The problem:
Quote the whole listing verbatim.
# Start of Supplied records
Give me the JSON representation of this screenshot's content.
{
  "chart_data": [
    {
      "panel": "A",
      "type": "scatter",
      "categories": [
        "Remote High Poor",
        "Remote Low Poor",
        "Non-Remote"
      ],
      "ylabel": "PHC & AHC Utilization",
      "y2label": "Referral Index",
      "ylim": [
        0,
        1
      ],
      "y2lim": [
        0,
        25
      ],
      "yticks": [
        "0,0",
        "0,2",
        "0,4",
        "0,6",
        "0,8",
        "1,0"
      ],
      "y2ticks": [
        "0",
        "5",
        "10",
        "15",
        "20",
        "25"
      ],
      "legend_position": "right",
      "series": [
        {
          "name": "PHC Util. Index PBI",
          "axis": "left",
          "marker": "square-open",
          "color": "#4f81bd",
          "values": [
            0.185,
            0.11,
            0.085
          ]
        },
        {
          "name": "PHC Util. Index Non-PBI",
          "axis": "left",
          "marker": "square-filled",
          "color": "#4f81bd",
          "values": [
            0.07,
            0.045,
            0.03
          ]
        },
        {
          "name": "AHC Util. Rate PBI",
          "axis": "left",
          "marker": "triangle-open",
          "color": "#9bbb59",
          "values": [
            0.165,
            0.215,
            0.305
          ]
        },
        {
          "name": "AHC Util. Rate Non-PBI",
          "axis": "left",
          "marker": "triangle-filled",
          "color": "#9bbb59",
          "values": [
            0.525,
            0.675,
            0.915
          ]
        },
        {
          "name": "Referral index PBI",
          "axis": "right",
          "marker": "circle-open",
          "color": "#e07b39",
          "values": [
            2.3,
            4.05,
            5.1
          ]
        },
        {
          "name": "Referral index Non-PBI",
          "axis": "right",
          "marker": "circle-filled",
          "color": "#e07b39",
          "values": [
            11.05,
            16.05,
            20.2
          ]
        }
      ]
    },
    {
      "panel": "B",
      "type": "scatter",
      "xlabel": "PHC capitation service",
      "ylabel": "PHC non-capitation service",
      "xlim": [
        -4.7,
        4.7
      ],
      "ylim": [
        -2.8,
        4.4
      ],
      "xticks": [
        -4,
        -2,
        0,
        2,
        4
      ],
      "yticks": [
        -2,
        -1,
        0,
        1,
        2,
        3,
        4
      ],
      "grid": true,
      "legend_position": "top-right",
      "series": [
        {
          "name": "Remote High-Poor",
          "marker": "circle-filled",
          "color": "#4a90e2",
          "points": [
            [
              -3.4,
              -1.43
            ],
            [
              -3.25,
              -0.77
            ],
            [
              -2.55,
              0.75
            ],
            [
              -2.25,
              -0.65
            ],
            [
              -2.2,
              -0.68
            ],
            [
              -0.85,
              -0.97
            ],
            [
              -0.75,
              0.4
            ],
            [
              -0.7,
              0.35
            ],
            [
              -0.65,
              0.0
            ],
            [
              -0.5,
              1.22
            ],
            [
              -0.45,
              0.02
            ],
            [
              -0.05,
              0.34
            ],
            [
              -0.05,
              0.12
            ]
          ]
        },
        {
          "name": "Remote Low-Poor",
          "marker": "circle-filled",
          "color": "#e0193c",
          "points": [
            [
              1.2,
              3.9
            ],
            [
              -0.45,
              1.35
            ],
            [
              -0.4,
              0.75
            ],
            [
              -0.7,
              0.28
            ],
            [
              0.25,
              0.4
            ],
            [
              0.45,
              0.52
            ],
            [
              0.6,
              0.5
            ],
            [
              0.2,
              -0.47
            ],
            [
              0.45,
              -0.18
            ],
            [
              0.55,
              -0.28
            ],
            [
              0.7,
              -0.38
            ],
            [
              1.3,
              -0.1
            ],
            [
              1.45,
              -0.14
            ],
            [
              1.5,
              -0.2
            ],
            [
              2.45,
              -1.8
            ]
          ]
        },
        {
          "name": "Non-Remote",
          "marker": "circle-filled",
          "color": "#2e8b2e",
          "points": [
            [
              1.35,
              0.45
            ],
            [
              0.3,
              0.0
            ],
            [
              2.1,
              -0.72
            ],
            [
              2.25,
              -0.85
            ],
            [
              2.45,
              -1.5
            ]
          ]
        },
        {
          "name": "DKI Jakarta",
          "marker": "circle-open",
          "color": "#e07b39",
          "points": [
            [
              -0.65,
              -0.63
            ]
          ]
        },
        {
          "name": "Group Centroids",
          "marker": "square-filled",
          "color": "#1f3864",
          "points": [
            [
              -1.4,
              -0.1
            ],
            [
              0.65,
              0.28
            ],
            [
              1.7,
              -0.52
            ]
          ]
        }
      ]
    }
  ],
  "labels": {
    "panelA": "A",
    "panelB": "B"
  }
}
# End of Supplied records
Answer below:
Give me the JSON representation of this screenshot's content.
{
  "chart_data": [
    {
      "panel": "A",
      "type": "scatter",
      "categories": [
        "Remote High Poor",
        "Remote Low Poor",
        "Non-Remote"
      ],
      "ylabel": "PHC & AHC Utilization",
      "y2label": "Referral Index",
      "ylim": [
        0,
        1
      ],
      "y2lim": [
        0,
        25
      ],
      "yticks": [
        "0,0",
        "0,2",
        "0,4",
        "0,6",
        "0,8",
        "1,0"
      ],
      "y2ticks": [
        "0",
        "5",
        "10",
        "15",
        "20",
        "25"
      ],
      "legend_position": "right",
      "series": [
        {
          "name": "PHC Util. Index PBI",
          "axis": "left",
          "marker": "square-open",
          "color": "#4f81bd",
          "values": [
            0.185,
            0.11,
            0.085
          ]
        },
        {
          "name": "PHC Util. Index Non-PBI",
          "axis": "left",
          "marker": "square-filled",
          "color": "#4f81bd",
          "values": [
            0.07,
            0.045,
            0.03
          ]
        },
        {
          "name": "AHC Util. Rate PBI",
          "axis": "left",
          "marker": "triangle-open",
          "color": "#9bbb59",
          "values": [
            0.165,
            0.215,
            0.305
          ]
        },
        {
          "name": "AHC Util. Rate Non-PBI",
          "axis": "left",
          "marker": "triangle-filled",
          "color": "#9bbb59",
          "values": [
            0.525,
            0.675,
            0.915
          ]
        },
        {
          "name": "Referral index PBI",
          "axis": "right",
          "marker": "circle-open",
          "color": "#e07b39",
          "values": [
            2.3,
            4.05,
            5.1
          ]
        },
        {
          "name": "Referral index Non-PBI",
          "axis": "right",
          "marker": "circle-filled",
          "color": "#e07b39",
          "values": [
            11.05,
            16.05,
            20.2
          ]
        }
      ]
    },
    {
      "panel": "B",
      "type": "scatter",
      "xlabel": "PHC capitation service",
      "ylabel": "PHC non-capitation service",
      "xlim": [
        -4.7,
        4.7
      ],
      "ylim": [
        -2.8,
        4.4
      ],
      "xticks": [
        -4,
        -2,
        0,
        2,
        4
      ],
      "yticks": [
        -2,
        -1,
        0,
        1,
        2,
        3,
        4
      ],
      "grid": true,
      "legend_position": "top-right",
      "series": [
        {
          "name": "Remote High-Poor",
          "marker": "circle-filled",
          "color": "#4a90e2",
          "points": [
            [
              -3.4,
              -1.43
            ],
            [
              -3.25,
              -0.77
            ],
            [
              -2.55,
              0.75
            ],
            [
              -2.25,
              -0.65
            ],
            [
              -2.2,
              -0.68
            ],
            [
              -0.85,
              -0.97
            ],
            [
              -0.75,
              0.4
            ],
            [
              -0.7,
              0.35
            ],
            [
              -0.65,
              0.0
            ],
            [
              -0.5,
              1.22
            ],
            [
              -0.45,
              0.02
            ],
            [
              -0.05,
              0.34
            ],
            [
              -0.05,
              0.12
            ]
          ]
        },
        {
          "name": "Remote Low-Poor",
          "marker": "circle-filled",
          "color": "#e0193c",
          "points": [
            [
              1.2,
              3.9
            ],
            [
              -0.45,
              1.35
            ],
            [
              -0.4,
              0.75
            ],
            [
              -0.7,
              0.28
            ],
            [
              0.25,
              0.4
            ],
            [
              0.45,
              0.52
            ],
            [
              0.6,
              0.5
            ],
            [
              0.2,
              -0.47
            ],
            [
              0.45,
              -0.18
            ],
            [
              0.55,
              -0.28
            ],
            [
              0.7,
              -0.38
            ],
            [
              1.3,
              -0.1
            ],
            [
              1.45,
              -0.14
            ],
            [
              1.5,
              -0.2
            ],
            [
              2.45,
              -1.8
            ]
          ]
        },
        {
          "name": "Non-Remote",
          "marker": "circle-filled",
          "color": "#2e8b2e",
          "points": [
            [
              1.35,
              0.45
            ],
            [
              0.3,
              0.0
            ],
            [
              2.1,
              -0.72
            ],
            [
              2.25,
              -0.85
            ],
            [
              2.45,
              -1.5
            ]
          ]
        },
        {
          "name": "DKI Jakarta",
          "marker": "circle-open",
          "color": "#e07b39",
          "points": [
            [
              -0.65,
              -0.63
            ]
          ]
        },
        {
          "name": "Group Centroids",
          "marker": "square-filled",
          "color": "#1f3864",
          "points": [
            [
              -1.4,
              -0.1
            ],
            [
              0.65,
              0.28
            ],
            [
              1.7,
              -0.52
            ]
          ]
        }
      ]
    }
  ],
  "labels": {
    "panelA": "A",
    "panelB": "B"
  }
}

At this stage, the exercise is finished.